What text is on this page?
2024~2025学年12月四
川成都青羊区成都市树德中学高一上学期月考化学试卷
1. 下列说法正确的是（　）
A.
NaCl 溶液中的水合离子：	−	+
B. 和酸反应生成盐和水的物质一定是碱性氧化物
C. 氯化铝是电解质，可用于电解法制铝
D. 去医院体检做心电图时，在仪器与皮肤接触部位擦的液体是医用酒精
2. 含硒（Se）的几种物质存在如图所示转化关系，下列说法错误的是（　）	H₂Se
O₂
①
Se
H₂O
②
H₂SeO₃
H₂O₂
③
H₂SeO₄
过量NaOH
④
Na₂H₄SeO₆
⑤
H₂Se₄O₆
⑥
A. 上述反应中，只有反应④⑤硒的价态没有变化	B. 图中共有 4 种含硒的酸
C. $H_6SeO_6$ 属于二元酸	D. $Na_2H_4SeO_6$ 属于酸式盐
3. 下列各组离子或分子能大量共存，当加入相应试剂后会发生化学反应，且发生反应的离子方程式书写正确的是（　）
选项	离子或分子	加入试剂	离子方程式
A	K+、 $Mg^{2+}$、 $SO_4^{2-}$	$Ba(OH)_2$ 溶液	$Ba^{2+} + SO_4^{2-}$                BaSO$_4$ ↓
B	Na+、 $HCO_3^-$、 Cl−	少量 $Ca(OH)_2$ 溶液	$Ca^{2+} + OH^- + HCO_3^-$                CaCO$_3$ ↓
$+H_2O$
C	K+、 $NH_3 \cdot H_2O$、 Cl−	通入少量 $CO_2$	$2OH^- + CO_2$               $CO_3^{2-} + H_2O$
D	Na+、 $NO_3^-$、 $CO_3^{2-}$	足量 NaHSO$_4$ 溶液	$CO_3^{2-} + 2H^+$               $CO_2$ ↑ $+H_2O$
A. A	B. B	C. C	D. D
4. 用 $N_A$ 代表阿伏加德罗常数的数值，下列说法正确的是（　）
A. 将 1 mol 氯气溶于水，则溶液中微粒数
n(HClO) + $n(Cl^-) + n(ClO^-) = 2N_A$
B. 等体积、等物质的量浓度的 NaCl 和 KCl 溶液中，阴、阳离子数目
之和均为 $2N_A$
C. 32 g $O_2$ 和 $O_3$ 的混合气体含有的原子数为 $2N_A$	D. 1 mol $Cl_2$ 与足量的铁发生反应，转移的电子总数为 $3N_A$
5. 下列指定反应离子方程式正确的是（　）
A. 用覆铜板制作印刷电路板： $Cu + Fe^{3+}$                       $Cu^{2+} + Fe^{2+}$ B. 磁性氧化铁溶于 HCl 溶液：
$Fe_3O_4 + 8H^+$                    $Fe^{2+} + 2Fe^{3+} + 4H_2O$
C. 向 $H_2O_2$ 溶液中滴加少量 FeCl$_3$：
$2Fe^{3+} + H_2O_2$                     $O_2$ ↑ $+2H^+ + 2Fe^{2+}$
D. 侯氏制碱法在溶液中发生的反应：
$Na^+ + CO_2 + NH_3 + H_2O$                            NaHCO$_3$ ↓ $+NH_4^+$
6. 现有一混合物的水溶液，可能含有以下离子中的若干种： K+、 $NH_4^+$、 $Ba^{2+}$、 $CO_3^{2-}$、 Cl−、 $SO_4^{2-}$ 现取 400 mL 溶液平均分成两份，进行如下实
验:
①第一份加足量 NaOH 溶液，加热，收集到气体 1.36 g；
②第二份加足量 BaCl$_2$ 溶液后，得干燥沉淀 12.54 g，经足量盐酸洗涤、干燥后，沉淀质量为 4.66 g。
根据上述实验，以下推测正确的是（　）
**********
» PROBLEM STATEMENT: Give the entries once more, exactly as they appear.

» OUTPUT:
What text is on this page?
2024~2025学年12月四
川成都青羊区成都市树德中学高一上学期月考化学试卷
1. 下列说法正确的是（　）
A.
NaCl 溶液中的水合离子：	−	+
B. 和酸反应生成盐和水的物质一定是碱性氧化物
C. 氯化铝是电解质，可用于电解法制铝
D. 去医院体检做心电图时，在仪器与皮肤接触部位擦的液体是医用酒精
2. 含硒（Se）的几种物质存在如图所示转化关系，下列说法错误的是（　）	H₂Se
O₂
①
Se
H₂O
②
H₂SeO₃
H₂O₂
③
H₂SeO₄
过量NaOH
④
Na₂H₄SeO₆
⑤
H₂Se₄O₆
⑥
A. 上述反应中，只有反应④⑤硒的价态没有变化	B. 图中共有 4 种含硒的酸
C. $H_6SeO_6$ 属于二元酸	D. $Na_2H_4SeO_6$ 属于酸式盐
3. 下列各组离子或分子能大量共存，当加入相应试剂后会发生化学反应，且发生反应的离子方程式书写正确的是（　）
选项	离子或分子	加入试剂	离子方程式
A	K+、 $Mg^{2+}$、 $SO_4^{2-}$	$Ba(OH)_2$ 溶液	$Ba^{2+} + SO_4^{2-}$                BaSO$_4$ ↓
B	Na+、 $HCO_3^-$、 Cl−	少量 $Ca(OH)_2$ 溶液	$Ca^{2+} + OH^- + HCO_3^-$                CaCO$_3$ ↓
$+H_2O$
C	K+、 $NH_3 \cdot H_2O$、 Cl−	通入少量 $CO_2$	$2OH^- + CO_2$               $CO_3^{2-} + H_2O$
D	Na+、 $NO_3^-$、 $CO_3^{2-}$	足量 NaHSO$_4$ 溶液	$CO_3^{2-} + 2H^+$               $CO_2$ ↑ $+H_2O$
A. A	B. B	C. C	D. D
4. 用 $N_A$ 代表阿伏加德罗常数的数值，下列说法正确的是（　）
A. 将 1 mol 氯气溶于水，则溶液中微粒数
n(HClO) + $n(Cl^-) + n(ClO^-) = 2N_A$
B. 等体积、等物质的量浓度的 NaCl 和 KCl 溶液中，阴、阳离子数目
之和均为 $2N_A$
C. 32 g $O_2$ 和 $O_3$ 的混合气体含有的原子数为 $2N_A$	D. 1 mol $Cl_2$ 与足量的铁发生反应，转移的电子总数为 $3N_A$
5. 下列指定反应离子方程式正确的是（　）
A. 用覆铜板制作印刷电路板： $Cu + Fe^{3+}$                       $Cu^{2+} + Fe^{2+}$ B. 磁性氧化铁溶于 HCl 溶液：
$Fe_3O_4 + 8H^+$                    $Fe^{2+} + 2Fe^{3+} + 4H_2O$
C. 向 $H_2O_2$ 溶液中滴加少量 FeCl$_3$：
$2Fe^{3+} + H_2O_2$                     $O_2$ ↑ $+2H^+ + 2Fe^{2+}$
D. 侯氏制碱法在溶液中发生的反应：
$Na^+ + CO_2 + NH_3 + H_2O$                            NaHCO$_3$ ↓ $+NH_4^+$
6. 现有一混合物的水溶液，可能含有以下离子中的若干种： K+、 $NH_4^+$、 $Ba^{2+}$、 $CO_3^{2-}$、 Cl−、 $SO_4^{2-}$ 现取 400 mL 溶液平均分成两份，进行如下实
验:
①第一份加足量 NaOH 溶液，加热，收集到气体 1.36 g；
②第二份加足量 BaCl$_2$ 溶液后，得干燥沉淀 12.54 g，经足量盐酸洗涤、干燥后，沉淀质量为 4.66 g。
根据上述实验，以下推测正确的是（　）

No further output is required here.